What is required: Retype all of the data. Every line must match exactly.

— BEGIN —

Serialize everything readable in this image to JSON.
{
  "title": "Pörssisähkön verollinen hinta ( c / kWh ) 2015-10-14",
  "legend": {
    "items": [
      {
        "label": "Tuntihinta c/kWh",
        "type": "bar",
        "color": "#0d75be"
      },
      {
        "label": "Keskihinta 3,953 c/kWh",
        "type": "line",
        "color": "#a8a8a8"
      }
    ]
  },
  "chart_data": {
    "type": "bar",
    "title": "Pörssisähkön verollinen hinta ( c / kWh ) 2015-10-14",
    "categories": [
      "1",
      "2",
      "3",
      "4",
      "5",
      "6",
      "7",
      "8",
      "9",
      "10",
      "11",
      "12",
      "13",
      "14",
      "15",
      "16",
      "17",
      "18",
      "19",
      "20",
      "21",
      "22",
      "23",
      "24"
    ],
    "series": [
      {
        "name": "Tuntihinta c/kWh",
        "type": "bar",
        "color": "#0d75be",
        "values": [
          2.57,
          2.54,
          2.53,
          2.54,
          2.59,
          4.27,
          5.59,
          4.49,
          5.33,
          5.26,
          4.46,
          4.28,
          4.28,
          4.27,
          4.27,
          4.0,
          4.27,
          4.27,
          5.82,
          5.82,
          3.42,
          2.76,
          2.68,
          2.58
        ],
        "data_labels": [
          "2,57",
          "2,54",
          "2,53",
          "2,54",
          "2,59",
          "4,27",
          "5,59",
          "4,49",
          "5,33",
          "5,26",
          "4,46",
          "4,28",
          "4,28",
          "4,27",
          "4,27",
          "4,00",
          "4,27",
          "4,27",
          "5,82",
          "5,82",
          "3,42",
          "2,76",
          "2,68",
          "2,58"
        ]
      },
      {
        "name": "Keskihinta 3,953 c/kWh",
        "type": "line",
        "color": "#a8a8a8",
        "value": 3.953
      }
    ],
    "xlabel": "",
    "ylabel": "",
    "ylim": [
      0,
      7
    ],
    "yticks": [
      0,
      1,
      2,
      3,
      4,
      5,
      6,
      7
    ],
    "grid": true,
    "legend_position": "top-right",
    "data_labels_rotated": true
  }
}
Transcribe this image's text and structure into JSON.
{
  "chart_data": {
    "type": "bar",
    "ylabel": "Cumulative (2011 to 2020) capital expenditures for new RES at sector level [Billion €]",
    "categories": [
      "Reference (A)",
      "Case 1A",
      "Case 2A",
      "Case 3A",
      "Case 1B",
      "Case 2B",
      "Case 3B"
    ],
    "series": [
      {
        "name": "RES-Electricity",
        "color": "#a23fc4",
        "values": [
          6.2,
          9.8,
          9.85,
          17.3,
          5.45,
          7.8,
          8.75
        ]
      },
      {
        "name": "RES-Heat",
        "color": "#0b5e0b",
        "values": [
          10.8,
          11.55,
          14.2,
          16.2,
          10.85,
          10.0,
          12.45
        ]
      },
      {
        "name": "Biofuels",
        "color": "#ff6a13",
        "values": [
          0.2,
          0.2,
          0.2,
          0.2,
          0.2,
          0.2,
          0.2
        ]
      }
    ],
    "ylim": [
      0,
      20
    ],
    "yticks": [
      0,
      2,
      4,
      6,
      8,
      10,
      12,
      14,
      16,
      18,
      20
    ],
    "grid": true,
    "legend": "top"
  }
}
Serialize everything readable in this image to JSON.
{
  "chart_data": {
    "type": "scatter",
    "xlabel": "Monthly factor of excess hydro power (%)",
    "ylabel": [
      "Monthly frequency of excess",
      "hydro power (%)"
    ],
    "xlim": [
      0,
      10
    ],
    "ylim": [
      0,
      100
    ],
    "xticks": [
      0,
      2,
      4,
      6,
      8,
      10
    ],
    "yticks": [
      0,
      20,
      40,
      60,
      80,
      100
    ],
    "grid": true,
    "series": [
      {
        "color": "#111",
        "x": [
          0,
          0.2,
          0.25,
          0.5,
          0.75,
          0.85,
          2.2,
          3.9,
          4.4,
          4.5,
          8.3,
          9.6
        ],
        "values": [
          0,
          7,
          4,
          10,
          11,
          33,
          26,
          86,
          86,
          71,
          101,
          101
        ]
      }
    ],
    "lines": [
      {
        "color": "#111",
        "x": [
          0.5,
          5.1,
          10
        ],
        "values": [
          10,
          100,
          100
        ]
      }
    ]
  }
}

— END —

Exercise response:
Serialize everything readable in this image to JSON.
{
  "title": "Pörssisähkön verollinen hinta ( c / kWh ) 2015-10-14",
  "legend": {
    "items": [
      {
        "label": "Tuntihinta c/kWh",
        "type": "bar",
        "color": "#0d75be"
      },
      {
        "label": "Keskihinta 3,953 c/kWh",
        "type": "line",
        "color": "#a8a8a8"
      }
    ]
  },
  "chart_data": {
    "type": "bar",
    "title": "Pörssisähkön verollinen hinta ( c / kWh ) 2015-10-14",
    "categories": [
      "1",
      "2",
      "3",
      "4",
      "5",
      "6",
      "7",
      "8",
      "9",
      "10",
      "11",
      "12",
      "13",
      "14",
      "15",
      "16",
      "17",
      "18",
      "19",
      "20",
      "21",
      "22",
      "23",
      "24"
    ],
    "series": [
      {
        "name": "Tuntihinta c/kWh",
        "type": "bar",
        "color": "#0d75be",
        "values": [
          2.57,
          2.54,
          2.53,
          2.54,
          2.59,
          4.27,
          5.59,
          4.49,
          5.33,
          5.26,
          4.46,
          4.28,
          4.28,
          4.27,
          4.27,
          4.0,
          4.27,
          4.27,
          5.82,
          5.82,
          3.42,
          2.76,
          2.68,
          2.58
        ],
        "data_labels": [
          "2,57",
          "2,54",
          "2,53",
          "2,54",
          "2,59",
          "4,27",
          "5,59",
          "4,49",
          "5,33",
          "5,26",
          "4,46",
          "4,28",
          "4,28",
          "4,27",
          "4,27",
          "4,00",
          "4,27",
          "4,27",
          "5,82",
          "5,82",
          "3,42",
          "2,76",
          "2,68",
          "2,58"
        ]
      },
      {
        "name": "Keskihinta 3,953 c/kWh",
        "type": "line",
        "color": "#a8a8a8",
        "value": 3.953
      }
    ],
    "xlabel": "",
    "ylabel": "",
    "ylim": [
      0,
      7
    ],
    "yticks": [
      0,
      1,
      2,
      3,
      4,
      5,
      6,
      7
    ],
    "grid": true,
    "legend_position": "top-right",
    "data_labels_rotated": true
  }
}
Transcribe this image's text and structure into JSON.
{
  "chart_data": {
    "type": "bar",
    "ylabel": "Cumulative (2011 to 2020) capital expenditures for new RES at sector level [Billion €]",
    "categories": [
      "Reference (A)",
      "Case 1A",
      "Case 2A",
      "Case 3A",
      "Case 1B",
      "Case 2B",
      "Case 3B"
    ],
    "series": [
      {
        "name": "RES-Electricity",
        "color": "#a23fc4",
        "values": [
          6.2,
          9.8,
          9.85,
          17.3,
          5.45,
          7.8,
          8.75
        ]
      },
      {
        "name": "RES-Heat",
        "color": "#0b5e0b",
        "values": [
          10.8,
          11.55,
          14.2,
          16.2,
          10.85,
          10.0,
          12.45
        ]
      },
      {
        "name": "Biofuels",
        "color": "#ff6a13",
        "values": [
          0.2,
          0.2,
          0.2,
          0.2,
          0.2,
          0.2,
          0.2
        ]
      }
    ],
    "ylim": [
      0,
      20
    ],
    "yticks": [
      0,
      2,
      4,
      6,
      8,
      10,
      12,
      14,
      16,
      18,
      20
    ],
    "grid": true,
    "legend": "top"
  }
}
Serialize everything readable in this image to JSON.
{
  "chart_data": {
    "type": "scatter",
    "xlabel": "Monthly factor of excess hydro power (%)",
    "ylabel": [
      "Monthly frequency of excess",
      "hydro power (%)"
    ],
    "xlim": [
      0,
      10
    ],
    "ylim": [
      0,
      100
    ],
    "xticks": [
      0,
      2,
      4,
      6,
      8,
      10
    ],
    "yticks": [
      0,
      20,
      40,
      60,
      80,
      100
    ],
    "grid": true,
    "series": [
      {
        "color": "#111",
        "x": [
          0,
          0.2,
          0.25,
          0.5,
          0.75,
          0.85,
          2.2,
          3.9,
          4.4,
          4.5,
          8.3,
          9.6
        ],
        "values": [
          0,
          7,
          4,
          10,
          11,
          33,
          26,
          86,
          86,
          71,
          101,
          101
        ]
      }
    ],
    "lines": [
      {
        "color": "#111",
        "x": [
          0.5,
          5.1,
          10
        ],
        "values": [
          10,
          100,
          100
        ]
      }
    ]
  }
}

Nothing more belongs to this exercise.